(Coordinate annotation records)
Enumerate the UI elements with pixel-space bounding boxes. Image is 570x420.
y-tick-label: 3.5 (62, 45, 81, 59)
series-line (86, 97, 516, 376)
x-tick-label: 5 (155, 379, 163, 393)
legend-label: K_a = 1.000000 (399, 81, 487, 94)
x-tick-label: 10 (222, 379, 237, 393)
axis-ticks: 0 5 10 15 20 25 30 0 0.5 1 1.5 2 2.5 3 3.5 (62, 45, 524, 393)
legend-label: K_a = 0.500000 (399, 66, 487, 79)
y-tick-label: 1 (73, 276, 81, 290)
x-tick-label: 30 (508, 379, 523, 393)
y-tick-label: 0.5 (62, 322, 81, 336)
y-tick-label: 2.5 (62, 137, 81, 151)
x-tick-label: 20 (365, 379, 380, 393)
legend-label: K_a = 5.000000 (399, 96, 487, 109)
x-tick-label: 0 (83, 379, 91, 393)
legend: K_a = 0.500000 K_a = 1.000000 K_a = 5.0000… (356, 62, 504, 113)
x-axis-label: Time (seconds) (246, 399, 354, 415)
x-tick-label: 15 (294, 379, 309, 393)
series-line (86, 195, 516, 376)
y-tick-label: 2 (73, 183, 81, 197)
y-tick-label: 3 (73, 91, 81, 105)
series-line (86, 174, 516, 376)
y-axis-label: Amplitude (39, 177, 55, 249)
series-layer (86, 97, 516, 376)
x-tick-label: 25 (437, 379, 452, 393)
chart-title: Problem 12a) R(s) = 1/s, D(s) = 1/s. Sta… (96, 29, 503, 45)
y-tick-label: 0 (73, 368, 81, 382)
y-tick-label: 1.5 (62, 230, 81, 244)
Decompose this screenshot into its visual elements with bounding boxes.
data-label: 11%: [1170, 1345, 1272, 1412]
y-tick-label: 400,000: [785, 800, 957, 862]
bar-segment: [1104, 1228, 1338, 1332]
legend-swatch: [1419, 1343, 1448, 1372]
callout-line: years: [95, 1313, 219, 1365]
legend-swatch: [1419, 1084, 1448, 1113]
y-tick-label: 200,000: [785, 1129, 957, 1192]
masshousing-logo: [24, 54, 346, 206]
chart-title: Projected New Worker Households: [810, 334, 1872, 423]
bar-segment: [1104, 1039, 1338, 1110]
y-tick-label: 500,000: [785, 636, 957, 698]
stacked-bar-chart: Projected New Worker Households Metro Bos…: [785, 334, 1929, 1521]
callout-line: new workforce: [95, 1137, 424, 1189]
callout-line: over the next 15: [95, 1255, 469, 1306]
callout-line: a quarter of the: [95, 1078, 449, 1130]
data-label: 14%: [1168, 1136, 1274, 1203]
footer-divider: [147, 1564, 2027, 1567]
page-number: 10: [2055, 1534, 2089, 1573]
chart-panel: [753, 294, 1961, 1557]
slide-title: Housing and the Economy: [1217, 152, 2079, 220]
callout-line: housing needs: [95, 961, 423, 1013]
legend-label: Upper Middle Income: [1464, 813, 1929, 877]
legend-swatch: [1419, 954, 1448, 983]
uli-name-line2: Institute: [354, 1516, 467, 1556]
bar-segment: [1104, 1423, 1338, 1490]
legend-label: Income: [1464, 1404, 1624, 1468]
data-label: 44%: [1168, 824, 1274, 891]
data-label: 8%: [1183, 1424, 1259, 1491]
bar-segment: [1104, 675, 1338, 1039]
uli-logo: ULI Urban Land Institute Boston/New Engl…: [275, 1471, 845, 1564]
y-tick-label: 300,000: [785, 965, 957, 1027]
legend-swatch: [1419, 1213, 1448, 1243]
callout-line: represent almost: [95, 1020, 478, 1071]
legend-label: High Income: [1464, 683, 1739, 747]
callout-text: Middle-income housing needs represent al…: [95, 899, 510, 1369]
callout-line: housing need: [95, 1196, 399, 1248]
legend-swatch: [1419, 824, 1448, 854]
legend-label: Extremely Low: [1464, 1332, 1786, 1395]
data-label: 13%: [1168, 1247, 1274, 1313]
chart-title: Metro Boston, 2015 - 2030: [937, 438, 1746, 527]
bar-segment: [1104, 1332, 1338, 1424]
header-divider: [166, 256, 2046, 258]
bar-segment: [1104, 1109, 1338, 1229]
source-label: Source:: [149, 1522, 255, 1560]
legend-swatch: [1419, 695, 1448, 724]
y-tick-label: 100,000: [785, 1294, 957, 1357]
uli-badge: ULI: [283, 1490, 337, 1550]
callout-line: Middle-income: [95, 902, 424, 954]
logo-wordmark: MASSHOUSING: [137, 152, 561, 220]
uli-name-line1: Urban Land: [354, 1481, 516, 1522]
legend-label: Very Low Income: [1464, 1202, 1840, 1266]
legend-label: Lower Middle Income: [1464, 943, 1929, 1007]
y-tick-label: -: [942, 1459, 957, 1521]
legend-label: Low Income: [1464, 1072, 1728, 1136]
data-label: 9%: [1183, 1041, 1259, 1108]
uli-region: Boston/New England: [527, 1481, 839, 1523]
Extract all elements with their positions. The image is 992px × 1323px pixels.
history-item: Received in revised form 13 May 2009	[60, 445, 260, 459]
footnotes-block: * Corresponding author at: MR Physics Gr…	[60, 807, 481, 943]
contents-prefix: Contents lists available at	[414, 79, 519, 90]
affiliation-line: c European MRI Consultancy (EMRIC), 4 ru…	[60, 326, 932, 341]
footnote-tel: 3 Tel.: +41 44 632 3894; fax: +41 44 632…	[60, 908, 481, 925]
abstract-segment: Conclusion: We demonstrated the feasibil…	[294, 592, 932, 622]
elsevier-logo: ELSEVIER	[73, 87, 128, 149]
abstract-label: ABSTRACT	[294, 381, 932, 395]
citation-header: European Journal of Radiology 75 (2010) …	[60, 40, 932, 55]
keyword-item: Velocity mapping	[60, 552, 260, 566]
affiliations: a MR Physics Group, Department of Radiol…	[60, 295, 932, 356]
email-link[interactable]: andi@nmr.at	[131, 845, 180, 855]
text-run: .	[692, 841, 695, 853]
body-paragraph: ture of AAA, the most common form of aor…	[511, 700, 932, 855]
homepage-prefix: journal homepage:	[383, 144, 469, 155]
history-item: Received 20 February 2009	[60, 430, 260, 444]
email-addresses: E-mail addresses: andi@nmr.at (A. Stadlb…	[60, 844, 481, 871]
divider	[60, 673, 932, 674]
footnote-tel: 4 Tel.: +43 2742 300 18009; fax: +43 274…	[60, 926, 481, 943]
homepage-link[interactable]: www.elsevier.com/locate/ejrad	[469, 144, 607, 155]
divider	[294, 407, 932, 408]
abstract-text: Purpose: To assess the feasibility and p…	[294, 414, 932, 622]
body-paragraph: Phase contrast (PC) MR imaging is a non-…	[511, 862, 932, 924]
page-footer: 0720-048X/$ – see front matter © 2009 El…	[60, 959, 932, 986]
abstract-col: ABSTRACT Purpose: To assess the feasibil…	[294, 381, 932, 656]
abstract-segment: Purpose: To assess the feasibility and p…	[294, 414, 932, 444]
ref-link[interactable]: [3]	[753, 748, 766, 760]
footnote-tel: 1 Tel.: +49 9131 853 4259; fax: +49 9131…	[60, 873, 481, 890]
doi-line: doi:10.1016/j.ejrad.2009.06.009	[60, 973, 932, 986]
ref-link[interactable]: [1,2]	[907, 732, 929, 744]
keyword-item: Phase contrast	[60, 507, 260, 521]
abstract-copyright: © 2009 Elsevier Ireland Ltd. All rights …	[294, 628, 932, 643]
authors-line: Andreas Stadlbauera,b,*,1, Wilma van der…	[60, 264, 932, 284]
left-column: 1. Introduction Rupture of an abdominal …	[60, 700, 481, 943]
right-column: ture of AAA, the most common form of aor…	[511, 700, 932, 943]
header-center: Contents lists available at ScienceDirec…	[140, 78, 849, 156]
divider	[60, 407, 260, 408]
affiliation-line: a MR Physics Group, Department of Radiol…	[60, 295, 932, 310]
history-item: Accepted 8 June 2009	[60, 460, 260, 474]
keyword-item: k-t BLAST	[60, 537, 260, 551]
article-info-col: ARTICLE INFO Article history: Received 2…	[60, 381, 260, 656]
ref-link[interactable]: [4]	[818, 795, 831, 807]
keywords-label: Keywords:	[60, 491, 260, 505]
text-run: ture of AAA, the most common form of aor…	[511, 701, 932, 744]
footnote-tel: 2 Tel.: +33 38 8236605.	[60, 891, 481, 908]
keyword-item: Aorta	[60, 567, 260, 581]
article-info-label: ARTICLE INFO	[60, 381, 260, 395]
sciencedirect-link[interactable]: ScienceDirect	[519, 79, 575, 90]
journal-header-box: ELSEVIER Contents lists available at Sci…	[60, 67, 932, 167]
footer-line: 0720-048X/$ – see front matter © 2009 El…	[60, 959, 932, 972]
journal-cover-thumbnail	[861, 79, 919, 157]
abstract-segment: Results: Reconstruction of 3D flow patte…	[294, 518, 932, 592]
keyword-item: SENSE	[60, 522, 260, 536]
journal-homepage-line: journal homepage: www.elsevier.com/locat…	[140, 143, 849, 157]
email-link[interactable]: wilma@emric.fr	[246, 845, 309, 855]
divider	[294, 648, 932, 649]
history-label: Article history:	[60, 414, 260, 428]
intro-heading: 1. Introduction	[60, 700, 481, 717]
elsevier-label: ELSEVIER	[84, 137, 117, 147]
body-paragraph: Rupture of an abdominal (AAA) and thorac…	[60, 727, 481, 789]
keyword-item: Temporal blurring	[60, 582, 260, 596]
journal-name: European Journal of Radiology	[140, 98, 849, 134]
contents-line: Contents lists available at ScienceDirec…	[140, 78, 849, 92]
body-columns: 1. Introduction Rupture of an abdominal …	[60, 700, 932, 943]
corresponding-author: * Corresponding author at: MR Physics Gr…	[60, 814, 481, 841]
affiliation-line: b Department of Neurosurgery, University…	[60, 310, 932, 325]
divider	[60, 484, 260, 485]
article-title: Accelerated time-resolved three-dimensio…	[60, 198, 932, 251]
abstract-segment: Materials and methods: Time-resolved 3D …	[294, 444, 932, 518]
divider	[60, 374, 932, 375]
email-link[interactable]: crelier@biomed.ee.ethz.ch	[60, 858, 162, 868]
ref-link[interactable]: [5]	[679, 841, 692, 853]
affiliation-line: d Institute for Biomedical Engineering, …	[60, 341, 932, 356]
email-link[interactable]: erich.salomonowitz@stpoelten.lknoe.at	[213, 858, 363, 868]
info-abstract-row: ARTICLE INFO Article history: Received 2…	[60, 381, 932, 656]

§ **Work to be completed**: Update the lines from the first line through the line containing "series-line (86, 174, 516, 376)", inclusive, replacing "legend-label" with "legend-entry" and leaving everything else unchanged.

§ **Complete answer**:
Enumerate the UI elements with pixel-space bounding boxes. Image is 570x420.
y-tick-label: 3.5 (62, 45, 81, 59)
series-line (86, 97, 516, 376)
x-tick-label: 5 (155, 379, 163, 393)
legend-entry: K_a = 1.000000 (399, 81, 487, 94)
x-tick-label: 10 (222, 379, 237, 393)
axis-ticks: 0 5 10 15 20 25 30 0 0.5 1 1.5 2 2.5 3 3.5 (62, 45, 524, 393)
legend-entry: K_a = 0.500000 (399, 66, 487, 79)
y-tick-label: 1 (73, 276, 81, 290)
x-tick-label: 30 (508, 379, 523, 393)
y-tick-label: 0.5 (62, 322, 81, 336)
y-tick-label: 2.5 (62, 137, 81, 151)
x-tick-label: 20 (365, 379, 380, 393)
legend-entry: K_a = 5.000000 (399, 96, 487, 109)
x-tick-label: 0 (83, 379, 91, 393)
legend: K_a = 0.500000 K_a = 1.000000 K_a = 5.0000… (356, 62, 504, 113)
x-axis-label: Time (seconds) (246, 399, 354, 415)
x-tick-label: 15 (294, 379, 309, 393)
series-line (86, 195, 516, 376)
y-tick-label: 2 (73, 183, 81, 197)
y-tick-label: 3 (73, 91, 81, 105)
series-line (86, 174, 516, 376)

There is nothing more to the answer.